== INPUT FOR THIS TASK

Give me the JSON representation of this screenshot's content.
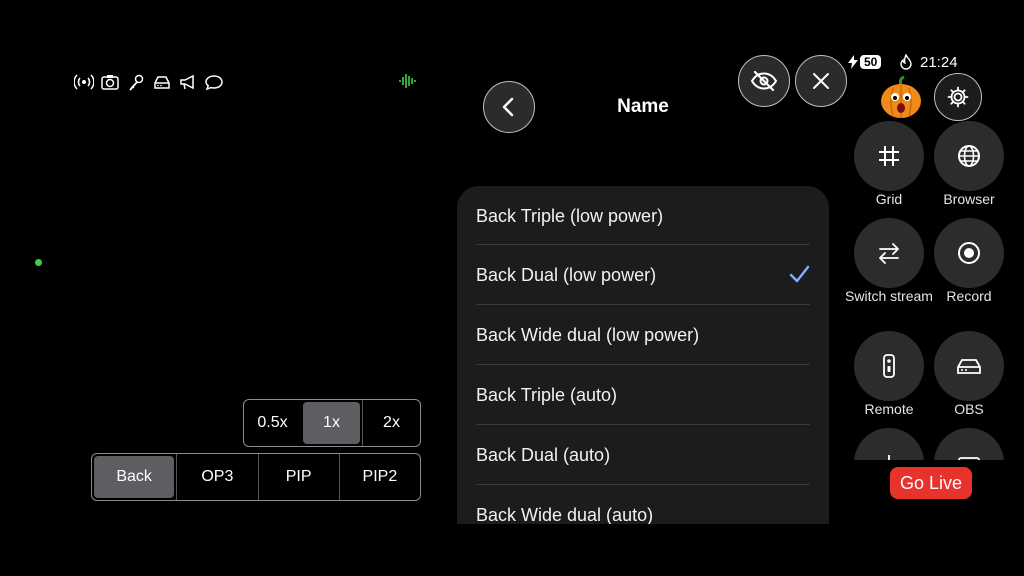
{
  "status_bar": {
    "battery": "50",
    "time": "21:24"
  },
  "picker": {
    "title": "Name",
    "items": [
      {
        "label": "Back Triple (low power)",
        "selected": false
      },
      {
        "label": "Back Dual (low power)",
        "selected": true
      },
      {
        "label": "Back Wide dual (low power)",
        "selected": false
      },
      {
        "label": "Back Triple (auto)",
        "selected": false
      },
      {
        "label": "Back Dual (auto)",
        "selected": false
      },
      {
        "label": "Back Wide dual (auto)",
        "selected": false
      }
    ]
  },
  "zoom": {
    "options": [
      "0.5x",
      "1x",
      "2x"
    ],
    "selected": "1x"
  },
  "cameras": {
    "options": [
      "Back",
      "OP3",
      "PIP",
      "PIP2"
    ],
    "selected": "Back"
  },
  "quick_buttons": {
    "grid": "Grid",
    "browser": "Browser",
    "switch_stream": "Switch stream",
    "record": "Record",
    "remote": "Remote",
    "obs": "OBS"
  },
  "go_live": "Go Live",
  "colors": {
    "accent_check": "#7fb0ff",
    "go_live": "#e8332d",
    "audio_indicator": "#3ecf4a"
  },
  "icons": [
    "signal-icon",
    "camera-icon",
    "microphone-icon",
    "obs-icon",
    "megaphone-icon",
    "chat-icon"
  ]
}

====

### [DO THIS]
From the listing, copy each line containing the word "Wide".

### [IN RESPONSE]
        "label": "Back Wide dual (low power)",
        "label": "Back Wide dual (auto)",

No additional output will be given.